**PROBLEM TO WORK ON:**
From the listing below, pick out each line with the word "value".

--- Begin ---

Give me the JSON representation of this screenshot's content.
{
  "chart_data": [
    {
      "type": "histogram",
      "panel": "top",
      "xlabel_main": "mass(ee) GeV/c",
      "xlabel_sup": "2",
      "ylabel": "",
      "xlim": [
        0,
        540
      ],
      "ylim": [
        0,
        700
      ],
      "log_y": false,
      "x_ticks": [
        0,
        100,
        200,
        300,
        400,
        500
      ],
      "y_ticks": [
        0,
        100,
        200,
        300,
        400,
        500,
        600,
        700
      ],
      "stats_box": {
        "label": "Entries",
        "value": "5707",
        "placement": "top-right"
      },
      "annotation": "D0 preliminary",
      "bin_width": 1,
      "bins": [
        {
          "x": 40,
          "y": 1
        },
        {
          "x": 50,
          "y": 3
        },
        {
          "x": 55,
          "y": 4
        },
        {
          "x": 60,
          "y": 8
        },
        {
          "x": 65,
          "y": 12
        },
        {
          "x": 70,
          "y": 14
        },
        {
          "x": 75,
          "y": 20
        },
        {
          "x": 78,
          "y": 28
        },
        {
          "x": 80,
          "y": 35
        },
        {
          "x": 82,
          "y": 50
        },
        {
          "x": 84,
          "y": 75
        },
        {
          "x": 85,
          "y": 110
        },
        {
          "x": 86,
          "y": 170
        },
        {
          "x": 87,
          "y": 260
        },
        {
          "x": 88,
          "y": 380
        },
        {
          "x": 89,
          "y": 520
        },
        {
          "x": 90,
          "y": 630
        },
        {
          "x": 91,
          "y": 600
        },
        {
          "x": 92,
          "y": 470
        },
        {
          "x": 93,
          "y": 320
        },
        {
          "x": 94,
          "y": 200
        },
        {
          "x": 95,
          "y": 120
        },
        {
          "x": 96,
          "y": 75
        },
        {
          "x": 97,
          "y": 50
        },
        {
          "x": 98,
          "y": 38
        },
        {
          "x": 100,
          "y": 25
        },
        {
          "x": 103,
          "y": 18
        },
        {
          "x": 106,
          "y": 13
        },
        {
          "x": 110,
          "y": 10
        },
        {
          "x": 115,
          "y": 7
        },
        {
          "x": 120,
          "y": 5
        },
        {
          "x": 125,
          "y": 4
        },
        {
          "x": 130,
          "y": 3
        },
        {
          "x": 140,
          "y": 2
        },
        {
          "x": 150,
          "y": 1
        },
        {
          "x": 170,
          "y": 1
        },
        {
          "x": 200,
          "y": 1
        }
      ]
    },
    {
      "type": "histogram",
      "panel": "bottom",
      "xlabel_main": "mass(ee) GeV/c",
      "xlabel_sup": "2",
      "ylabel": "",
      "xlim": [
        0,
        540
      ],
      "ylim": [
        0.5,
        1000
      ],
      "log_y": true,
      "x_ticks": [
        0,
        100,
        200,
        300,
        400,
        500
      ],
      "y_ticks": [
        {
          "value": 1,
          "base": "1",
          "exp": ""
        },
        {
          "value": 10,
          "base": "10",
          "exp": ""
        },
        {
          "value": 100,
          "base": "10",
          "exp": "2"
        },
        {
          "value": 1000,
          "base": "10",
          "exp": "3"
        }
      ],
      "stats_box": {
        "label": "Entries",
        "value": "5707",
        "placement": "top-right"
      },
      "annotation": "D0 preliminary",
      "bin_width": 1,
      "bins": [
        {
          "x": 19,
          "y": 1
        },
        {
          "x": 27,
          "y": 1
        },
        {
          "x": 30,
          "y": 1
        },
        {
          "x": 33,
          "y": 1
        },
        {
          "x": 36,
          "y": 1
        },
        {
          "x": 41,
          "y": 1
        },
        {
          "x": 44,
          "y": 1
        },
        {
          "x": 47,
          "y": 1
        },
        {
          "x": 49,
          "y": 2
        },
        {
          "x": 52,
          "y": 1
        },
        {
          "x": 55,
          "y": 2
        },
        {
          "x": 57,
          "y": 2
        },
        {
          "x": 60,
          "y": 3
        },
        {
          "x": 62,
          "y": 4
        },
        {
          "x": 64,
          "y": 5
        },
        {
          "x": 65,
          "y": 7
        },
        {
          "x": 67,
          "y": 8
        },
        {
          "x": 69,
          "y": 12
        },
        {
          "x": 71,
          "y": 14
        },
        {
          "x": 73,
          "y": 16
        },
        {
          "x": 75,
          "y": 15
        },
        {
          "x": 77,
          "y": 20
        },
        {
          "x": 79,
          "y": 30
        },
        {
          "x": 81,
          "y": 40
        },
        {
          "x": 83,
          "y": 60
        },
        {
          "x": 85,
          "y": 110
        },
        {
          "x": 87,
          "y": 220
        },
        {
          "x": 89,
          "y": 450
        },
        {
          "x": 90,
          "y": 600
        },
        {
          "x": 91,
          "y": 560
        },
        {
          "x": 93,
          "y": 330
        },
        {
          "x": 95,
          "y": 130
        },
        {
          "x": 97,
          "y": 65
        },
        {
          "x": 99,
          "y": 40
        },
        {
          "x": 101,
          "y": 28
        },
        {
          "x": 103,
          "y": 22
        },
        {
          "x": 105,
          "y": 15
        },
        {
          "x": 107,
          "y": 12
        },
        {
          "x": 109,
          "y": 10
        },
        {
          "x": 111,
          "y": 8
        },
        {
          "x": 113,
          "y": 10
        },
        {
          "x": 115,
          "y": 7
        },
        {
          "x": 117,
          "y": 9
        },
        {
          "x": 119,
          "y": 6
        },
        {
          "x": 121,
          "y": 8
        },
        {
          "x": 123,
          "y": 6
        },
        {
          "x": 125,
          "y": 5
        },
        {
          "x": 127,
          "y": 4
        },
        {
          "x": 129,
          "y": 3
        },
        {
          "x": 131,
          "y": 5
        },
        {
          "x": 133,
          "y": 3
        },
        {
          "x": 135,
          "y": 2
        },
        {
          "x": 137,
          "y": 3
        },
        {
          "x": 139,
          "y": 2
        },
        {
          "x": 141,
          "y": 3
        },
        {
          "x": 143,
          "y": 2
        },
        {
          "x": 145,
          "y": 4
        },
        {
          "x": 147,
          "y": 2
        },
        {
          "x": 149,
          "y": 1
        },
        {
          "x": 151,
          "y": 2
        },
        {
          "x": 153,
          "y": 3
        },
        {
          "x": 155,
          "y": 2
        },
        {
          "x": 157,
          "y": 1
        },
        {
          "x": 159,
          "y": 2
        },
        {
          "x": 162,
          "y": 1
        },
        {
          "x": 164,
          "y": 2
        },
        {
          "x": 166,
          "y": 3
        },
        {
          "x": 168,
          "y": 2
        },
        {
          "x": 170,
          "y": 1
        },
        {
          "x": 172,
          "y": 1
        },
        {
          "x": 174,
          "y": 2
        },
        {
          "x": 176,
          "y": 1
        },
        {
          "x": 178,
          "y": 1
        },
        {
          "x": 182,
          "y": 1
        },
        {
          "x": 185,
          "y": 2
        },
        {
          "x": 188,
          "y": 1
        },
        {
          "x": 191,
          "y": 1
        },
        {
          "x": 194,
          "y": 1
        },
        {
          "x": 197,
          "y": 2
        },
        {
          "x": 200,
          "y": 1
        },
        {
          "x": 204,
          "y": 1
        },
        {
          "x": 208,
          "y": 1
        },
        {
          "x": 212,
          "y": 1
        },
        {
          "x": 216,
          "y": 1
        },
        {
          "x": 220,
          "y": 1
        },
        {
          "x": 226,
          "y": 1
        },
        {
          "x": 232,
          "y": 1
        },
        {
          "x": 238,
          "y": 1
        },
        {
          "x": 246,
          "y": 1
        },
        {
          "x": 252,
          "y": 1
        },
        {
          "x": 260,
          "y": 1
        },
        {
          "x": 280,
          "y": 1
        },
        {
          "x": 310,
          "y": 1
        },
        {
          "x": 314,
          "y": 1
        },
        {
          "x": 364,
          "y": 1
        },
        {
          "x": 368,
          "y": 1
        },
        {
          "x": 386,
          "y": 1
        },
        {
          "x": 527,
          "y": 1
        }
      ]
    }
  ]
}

--- End ---

**ANSWER TO THE PROBLEM:**
        "value": "5707",
          "value": 1,
          "value": 10,
          "value": 100,
          "value": 1000,
        "value": "5707",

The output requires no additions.